>> START
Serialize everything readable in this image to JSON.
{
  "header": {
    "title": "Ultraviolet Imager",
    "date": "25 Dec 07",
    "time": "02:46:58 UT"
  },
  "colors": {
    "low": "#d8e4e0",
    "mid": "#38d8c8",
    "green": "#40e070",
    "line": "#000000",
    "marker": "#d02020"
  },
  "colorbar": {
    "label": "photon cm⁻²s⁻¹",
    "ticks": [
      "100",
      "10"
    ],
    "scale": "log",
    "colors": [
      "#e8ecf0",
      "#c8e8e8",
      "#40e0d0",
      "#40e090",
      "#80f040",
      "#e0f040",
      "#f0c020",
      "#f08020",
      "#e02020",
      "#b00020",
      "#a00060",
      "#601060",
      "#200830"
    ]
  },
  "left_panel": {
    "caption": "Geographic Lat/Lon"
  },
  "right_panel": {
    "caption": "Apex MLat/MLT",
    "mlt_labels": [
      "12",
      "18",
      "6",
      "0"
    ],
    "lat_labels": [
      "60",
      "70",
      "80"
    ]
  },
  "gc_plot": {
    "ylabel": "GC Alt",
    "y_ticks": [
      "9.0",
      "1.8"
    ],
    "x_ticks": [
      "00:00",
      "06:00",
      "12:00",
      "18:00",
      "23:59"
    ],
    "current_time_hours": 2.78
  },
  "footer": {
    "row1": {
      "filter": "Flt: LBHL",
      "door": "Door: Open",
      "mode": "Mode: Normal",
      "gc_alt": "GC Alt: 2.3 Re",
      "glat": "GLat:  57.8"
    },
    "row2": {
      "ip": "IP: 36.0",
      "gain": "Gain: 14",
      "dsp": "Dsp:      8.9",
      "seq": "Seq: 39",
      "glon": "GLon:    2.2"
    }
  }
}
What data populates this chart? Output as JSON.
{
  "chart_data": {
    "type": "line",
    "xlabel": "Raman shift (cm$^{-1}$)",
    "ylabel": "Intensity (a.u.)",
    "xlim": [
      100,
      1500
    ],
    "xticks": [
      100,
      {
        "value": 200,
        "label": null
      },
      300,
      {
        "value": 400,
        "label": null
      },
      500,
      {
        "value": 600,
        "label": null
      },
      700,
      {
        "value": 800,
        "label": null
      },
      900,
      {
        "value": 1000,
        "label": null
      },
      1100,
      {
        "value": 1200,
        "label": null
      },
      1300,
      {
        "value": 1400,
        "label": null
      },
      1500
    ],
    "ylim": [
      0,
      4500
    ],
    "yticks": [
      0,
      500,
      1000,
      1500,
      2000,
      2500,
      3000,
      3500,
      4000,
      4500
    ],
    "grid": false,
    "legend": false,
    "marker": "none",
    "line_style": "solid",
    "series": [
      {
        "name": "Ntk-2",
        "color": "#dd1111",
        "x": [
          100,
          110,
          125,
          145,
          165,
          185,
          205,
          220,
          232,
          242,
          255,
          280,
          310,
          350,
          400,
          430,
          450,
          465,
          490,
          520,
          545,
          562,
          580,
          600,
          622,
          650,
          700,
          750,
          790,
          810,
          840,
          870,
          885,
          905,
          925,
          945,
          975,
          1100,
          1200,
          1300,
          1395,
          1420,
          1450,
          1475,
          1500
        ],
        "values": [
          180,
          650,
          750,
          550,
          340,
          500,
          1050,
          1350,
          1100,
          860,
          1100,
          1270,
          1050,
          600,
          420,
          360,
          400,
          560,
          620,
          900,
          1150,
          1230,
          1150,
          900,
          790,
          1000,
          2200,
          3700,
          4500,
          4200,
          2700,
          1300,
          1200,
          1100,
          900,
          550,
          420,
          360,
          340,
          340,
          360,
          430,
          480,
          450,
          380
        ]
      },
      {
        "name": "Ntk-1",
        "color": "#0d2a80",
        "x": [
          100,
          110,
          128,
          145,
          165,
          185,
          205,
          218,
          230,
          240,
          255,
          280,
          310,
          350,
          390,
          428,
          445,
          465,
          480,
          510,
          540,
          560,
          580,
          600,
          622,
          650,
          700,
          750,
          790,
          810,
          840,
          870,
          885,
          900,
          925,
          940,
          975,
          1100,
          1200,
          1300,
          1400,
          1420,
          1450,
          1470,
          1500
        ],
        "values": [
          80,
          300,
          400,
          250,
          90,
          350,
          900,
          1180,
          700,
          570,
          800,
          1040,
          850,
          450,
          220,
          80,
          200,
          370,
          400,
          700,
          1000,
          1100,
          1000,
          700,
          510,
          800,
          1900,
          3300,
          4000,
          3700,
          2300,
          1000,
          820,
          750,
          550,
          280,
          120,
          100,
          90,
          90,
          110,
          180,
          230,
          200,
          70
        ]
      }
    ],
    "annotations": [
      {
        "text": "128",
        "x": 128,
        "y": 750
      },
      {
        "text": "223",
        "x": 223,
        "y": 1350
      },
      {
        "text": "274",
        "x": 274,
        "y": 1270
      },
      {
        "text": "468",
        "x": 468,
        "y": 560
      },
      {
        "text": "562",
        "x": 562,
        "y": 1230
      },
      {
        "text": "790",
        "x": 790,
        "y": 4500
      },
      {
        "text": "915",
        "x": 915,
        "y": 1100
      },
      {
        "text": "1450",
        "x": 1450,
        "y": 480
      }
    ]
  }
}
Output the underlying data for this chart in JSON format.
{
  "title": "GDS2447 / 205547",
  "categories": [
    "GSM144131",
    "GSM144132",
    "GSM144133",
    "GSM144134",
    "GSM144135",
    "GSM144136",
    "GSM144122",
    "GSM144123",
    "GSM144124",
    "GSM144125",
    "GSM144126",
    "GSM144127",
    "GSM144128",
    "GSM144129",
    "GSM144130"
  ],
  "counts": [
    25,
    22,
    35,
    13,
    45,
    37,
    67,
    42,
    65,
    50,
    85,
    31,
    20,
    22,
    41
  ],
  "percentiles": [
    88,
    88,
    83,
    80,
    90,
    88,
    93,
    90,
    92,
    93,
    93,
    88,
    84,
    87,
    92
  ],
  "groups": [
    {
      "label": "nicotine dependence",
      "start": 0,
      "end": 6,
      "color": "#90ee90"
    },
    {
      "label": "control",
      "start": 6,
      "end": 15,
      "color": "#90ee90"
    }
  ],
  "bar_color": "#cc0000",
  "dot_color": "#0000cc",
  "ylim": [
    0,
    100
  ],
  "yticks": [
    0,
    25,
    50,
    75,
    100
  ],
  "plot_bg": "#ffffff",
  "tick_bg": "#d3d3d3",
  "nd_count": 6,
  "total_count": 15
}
>> END
The exercise ▸
Give the lines exactly as they stand, from the line with "Output the underlying" through the end of the material.

Exercise result ▸
Output the underlying data for this chart in JSON format.
{
  "title": "GDS2447 / 205547",
  "categories": [
    "GSM144131",
    "GSM144132",
    "GSM144133",
    "GSM144134",
    "GSM144135",
    "GSM144136",
    "GSM144122",
    "GSM144123",
    "GSM144124",
    "GSM144125",
    "GSM144126",
    "GSM144127",
    "GSM144128",
    "GSM144129",
    "GSM144130"
  ],
  "counts": [
    25,
    22,
    35,
    13,
    45,
    37,
    67,
    42,
    65,
    50,
    85,
    31,
    20,
    22,
    41
  ],
  "percentiles": [
    88,
    88,
    83,
    80,
    90,
    88,
    93,
    90,
    92,
    93,
    93,
    88,
    84,
    87,
    92
  ],
  "groups": [
    {
      "label": "nicotine dependence",
      "start": 0,
      "end": 6,
      "color": "#90ee90"
    },
    {
      "label": "control",
      "start": 6,
      "end": 15,
      "color": "#90ee90"
    }
  ],
  "bar_color": "#cc0000",
  "dot_color": "#0000cc",
  "ylim": [
    0,
    100
  ],
  "yticks": [
    0,
    25,
    50,
    75,
    100
  ],
  "plot_bg": "#ffffff",
  "tick_bg": "#d3d3d3",
  "nd_count": 6,
  "total_count": 15
}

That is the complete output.